» DIRECTIONS: In the data that follows, count the lines in which the word "thống" occurs, and report that figure alone.

» SUPPLIED MATERIAL:
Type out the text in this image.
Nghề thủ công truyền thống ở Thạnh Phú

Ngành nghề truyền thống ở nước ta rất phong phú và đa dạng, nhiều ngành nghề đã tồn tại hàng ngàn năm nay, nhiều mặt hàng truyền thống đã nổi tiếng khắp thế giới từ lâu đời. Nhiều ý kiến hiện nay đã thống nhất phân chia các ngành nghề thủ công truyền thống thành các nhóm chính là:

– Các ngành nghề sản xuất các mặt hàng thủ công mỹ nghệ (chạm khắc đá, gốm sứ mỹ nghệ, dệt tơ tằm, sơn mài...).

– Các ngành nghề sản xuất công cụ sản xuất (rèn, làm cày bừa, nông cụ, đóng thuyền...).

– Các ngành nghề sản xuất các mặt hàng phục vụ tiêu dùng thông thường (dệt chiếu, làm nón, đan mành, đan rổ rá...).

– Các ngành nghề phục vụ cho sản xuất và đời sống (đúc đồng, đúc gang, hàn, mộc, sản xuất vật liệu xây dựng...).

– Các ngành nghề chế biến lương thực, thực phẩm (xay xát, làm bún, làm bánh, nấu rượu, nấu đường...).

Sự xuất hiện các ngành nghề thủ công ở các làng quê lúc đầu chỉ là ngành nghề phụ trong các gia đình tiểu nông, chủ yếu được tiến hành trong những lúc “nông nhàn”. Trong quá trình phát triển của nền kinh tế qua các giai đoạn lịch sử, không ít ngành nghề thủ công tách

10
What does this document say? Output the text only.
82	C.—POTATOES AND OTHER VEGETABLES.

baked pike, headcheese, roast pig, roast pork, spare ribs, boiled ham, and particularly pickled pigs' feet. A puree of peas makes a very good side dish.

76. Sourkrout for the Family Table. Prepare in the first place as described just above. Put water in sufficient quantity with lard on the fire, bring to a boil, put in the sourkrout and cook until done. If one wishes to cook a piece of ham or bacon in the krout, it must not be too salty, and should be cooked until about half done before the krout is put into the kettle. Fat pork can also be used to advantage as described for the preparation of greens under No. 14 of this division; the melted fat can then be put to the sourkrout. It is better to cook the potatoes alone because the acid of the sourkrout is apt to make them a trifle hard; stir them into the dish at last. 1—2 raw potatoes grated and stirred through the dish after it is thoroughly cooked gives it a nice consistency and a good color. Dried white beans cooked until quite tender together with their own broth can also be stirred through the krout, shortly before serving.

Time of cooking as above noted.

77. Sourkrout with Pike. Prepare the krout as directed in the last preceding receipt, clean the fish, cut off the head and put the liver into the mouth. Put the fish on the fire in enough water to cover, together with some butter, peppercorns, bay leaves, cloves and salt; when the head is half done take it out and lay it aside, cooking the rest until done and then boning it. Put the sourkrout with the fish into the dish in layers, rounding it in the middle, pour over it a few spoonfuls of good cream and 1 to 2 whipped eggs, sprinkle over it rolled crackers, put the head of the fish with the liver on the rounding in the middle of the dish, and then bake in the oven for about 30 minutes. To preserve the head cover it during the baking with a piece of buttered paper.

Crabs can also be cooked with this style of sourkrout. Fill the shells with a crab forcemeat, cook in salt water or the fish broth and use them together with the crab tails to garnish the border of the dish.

» EXERCISE RESPONSE: 2